Reproduce all of the data exactly, with no line skipped.

**Input rows:**
┌──

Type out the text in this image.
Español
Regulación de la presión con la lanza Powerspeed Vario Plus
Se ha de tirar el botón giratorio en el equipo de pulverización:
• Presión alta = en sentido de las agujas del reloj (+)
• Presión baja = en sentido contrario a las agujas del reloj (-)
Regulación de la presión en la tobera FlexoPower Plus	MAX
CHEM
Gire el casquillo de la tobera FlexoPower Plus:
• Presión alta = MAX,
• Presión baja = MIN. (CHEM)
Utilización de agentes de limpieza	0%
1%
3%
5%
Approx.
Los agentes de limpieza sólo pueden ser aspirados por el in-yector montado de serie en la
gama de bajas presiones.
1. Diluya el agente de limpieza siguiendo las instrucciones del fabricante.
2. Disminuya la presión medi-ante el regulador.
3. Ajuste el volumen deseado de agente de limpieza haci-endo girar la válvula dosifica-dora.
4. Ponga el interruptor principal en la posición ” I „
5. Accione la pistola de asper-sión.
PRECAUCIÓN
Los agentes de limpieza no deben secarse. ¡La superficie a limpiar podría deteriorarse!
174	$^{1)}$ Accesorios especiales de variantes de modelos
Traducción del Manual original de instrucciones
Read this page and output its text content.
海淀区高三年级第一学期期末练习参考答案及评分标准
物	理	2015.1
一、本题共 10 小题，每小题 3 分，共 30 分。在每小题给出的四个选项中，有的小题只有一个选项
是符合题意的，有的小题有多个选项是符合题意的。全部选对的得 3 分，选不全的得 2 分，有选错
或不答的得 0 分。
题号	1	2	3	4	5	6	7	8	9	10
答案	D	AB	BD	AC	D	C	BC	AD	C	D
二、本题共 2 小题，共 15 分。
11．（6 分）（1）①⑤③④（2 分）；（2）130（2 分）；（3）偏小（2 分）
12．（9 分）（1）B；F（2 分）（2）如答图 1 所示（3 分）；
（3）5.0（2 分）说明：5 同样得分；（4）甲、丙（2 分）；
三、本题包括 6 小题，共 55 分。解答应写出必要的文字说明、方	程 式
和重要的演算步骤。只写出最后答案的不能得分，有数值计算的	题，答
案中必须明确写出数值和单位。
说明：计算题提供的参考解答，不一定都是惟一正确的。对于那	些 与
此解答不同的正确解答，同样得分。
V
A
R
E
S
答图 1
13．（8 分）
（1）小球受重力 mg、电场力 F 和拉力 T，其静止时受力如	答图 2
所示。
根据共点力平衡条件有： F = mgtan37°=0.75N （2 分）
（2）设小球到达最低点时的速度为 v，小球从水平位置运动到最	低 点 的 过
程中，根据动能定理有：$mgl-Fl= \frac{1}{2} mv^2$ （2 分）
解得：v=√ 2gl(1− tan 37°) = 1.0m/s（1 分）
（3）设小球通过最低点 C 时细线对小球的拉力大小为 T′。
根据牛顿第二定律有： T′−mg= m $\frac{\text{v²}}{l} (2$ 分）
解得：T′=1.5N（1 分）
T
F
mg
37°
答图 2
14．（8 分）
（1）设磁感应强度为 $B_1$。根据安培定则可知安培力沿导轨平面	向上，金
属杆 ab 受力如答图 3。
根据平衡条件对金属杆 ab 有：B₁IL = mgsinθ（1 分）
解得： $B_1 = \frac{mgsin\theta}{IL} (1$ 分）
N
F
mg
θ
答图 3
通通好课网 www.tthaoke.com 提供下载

└──

**Result below:**
Type out the text in this image.
Español
Regulación de la presión con la lanza Powerspeed Vario Plus
Se ha de tirar el botón giratorio en el equipo de pulverización:
• Presión alta = en sentido de las agujas del reloj (+)
• Presión baja = en sentido contrario a las agujas del reloj (-)
Regulación de la presión en la tobera FlexoPower Plus	MAX
CHEM
Gire el casquillo de la tobera FlexoPower Plus:
• Presión alta = MAX,
• Presión baja = MIN. (CHEM)
Utilización de agentes de limpieza	0%
1%
3%
5%
Approx.
Los agentes de limpieza sólo pueden ser aspirados por el in-yector montado de serie en la
gama de bajas presiones.
1. Diluya el agente de limpieza siguiendo las instrucciones del fabricante.
2. Disminuya la presión medi-ante el regulador.
3. Ajuste el volumen deseado de agente de limpieza haci-endo girar la válvula dosifica-dora.
4. Ponga el interruptor principal en la posición ” I „
5. Accione la pistola de asper-sión.
PRECAUCIÓN
Los agentes de limpieza no deben secarse. ¡La superficie a limpiar podría deteriorarse!
174	$^{1)}$ Accesorios especiales de variantes de modelos
Traducción del Manual original de instrucciones
Read this page and output its text content.
海淀区高三年级第一学期期末练习参考答案及评分标准
物	理	2015.1
一、本题共 10 小题，每小题 3 分，共 30 分。在每小题给出的四个选项中，有的小题只有一个选项
是符合题意的，有的小题有多个选项是符合题意的。全部选对的得 3 分，选不全的得 2 分，有选错
或不答的得 0 分。
题号	1	2	3	4	5	6	7	8	9	10
答案	D	AB	BD	AC	D	C	BC	AD	C	D
二、本题共 2 小题，共 15 分。
11．（6 分）（1）①⑤③④（2 分）；（2）130（2 分）；（3）偏小（2 分）
12．（9 分）（1）B；F（2 分）（2）如答图 1 所示（3 分）；
（3）5.0（2 分）说明：5 同样得分；（4）甲、丙（2 分）；
三、本题包括 6 小题，共 55 分。解答应写出必要的文字说明、方	程 式
和重要的演算步骤。只写出最后答案的不能得分，有数值计算的	题，答
案中必须明确写出数值和单位。
说明：计算题提供的参考解答，不一定都是惟一正确的。对于那	些 与
此解答不同的正确解答，同样得分。
V
A
R
E
S
答图 1
13．（8 分）
（1）小球受重力 mg、电场力 F 和拉力 T，其静止时受力如	答图 2
所示。
根据共点力平衡条件有： F = mgtan37°=0.75N （2 分）
（2）设小球到达最低点时的速度为 v，小球从水平位置运动到最	低 点 的 过
程中，根据动能定理有：$mgl-Fl= \frac{1}{2} mv^2$ （2 分）
解得：v=√ 2gl(1− tan 37°) = 1.0m/s（1 分）
（3）设小球通过最低点 C 时细线对小球的拉力大小为 T′。
根据牛顿第二定律有： T′−mg= m $\frac{\text{v²}}{l} (2$ 分）
解得：T′=1.5N（1 分）
T
F
mg
37°
答图 2
14．（8 分）
（1）设磁感应强度为 $B_1$。根据安培定则可知安培力沿导轨平面	向上，金
属杆 ab 受力如答图 3。
根据平衡条件对金属杆 ab 有：B₁IL = mgsinθ（1 分）
解得： $B_1 = \frac{mgsin\theta}{IL} (1$ 分）
N
F
mg
θ
答图 3
通通好课网 www.tthaoke.com 提供下载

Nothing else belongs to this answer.